» THE PROBLEM:
Copy every line of the data that contains the string "JSON".

» RECORDS:
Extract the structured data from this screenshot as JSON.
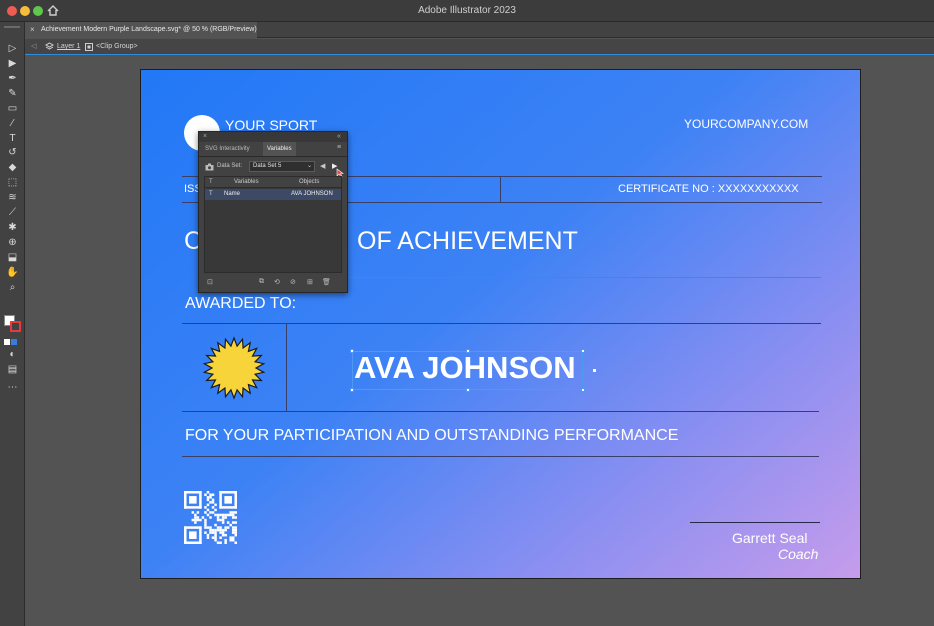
{
  "window": {
    "title": "Adobe Illustrator 2023"
  },
  "document_tab": {
    "label": "Achievement Modern Purple Landscape.svg* @ 50 % (RGB/Preview)"
  },
  "breadcrumb": {
    "layer": "Layer 1",
    "group": "<Clip Group>"
  },
  "toolbar": {
    "tools": [
      "selection-tool",
      "direct-selection-tool",
      "pen-tool",
      "curvature-tool",
      "rectangle-tool",
      "paintbrush-tool",
      "type-tool",
      "rotate-tool",
      "eraser-tool",
      "scale-tool",
      "width-tool",
      "eyedropper-tool",
      "symbol-sprayer-tool",
      "shape-builder-tool",
      "artboard-tool",
      "hand-tool",
      "zoom-tool"
    ]
  },
  "certificate": {
    "sport": "YOUR SPORT",
    "company": "YOURCOMPANY.COM",
    "issued_partial": "ISS",
    "certificate_no": "CERTIFICATE NO : XXXXXXXXXXX",
    "title_left": "C",
    "title_right": "OF ACHIEVEMENT",
    "awarded_to": "AWARDED TO:",
    "recipient": "AVA JOHNSON",
    "reason": "FOR YOUR PARTICIPATION AND OUTSTANDING PERFORMANCE",
    "signer_name": "Garrett Seal",
    "signer_role": "Coach"
  },
  "panel": {
    "tabs": [
      "SVG Interactivity",
      "Variables"
    ],
    "active_tab": "Variables",
    "dataset_label": "Data Set:",
    "dataset_value": "Data Set 5",
    "columns": [
      "Variables",
      "Objects"
    ],
    "rows": [
      {
        "type": "T",
        "variable": "Name",
        "object": "AVA JOHNSON"
      }
    ]
  },
  "colors": {
    "gradient_start": "#2278f6",
    "gradient_end": "#c69ceb",
    "seal_fill": "#f7d53a",
    "ui_dark": "#535353",
    "selection_blue": "#2e8bde"
  }
}
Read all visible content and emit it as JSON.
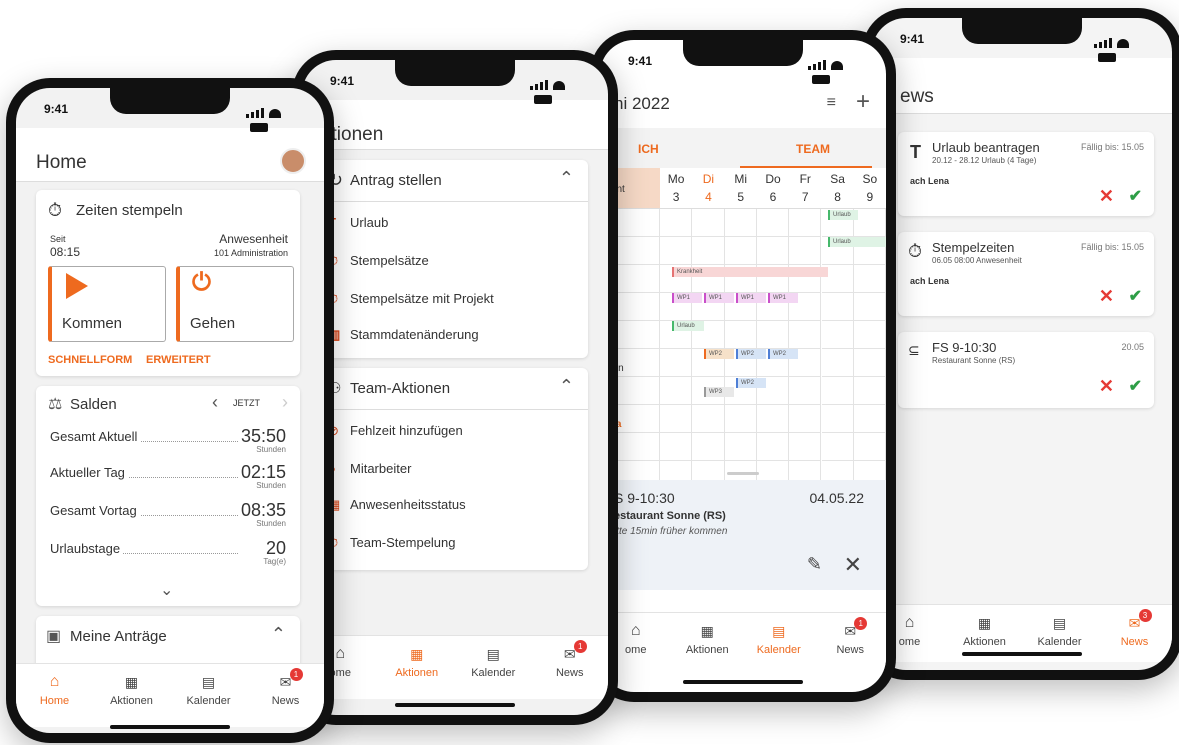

» THE COMPLETED TASK:
Extract the structured data from this screenshot as JSON.
Read all visible content and emit it as JSON.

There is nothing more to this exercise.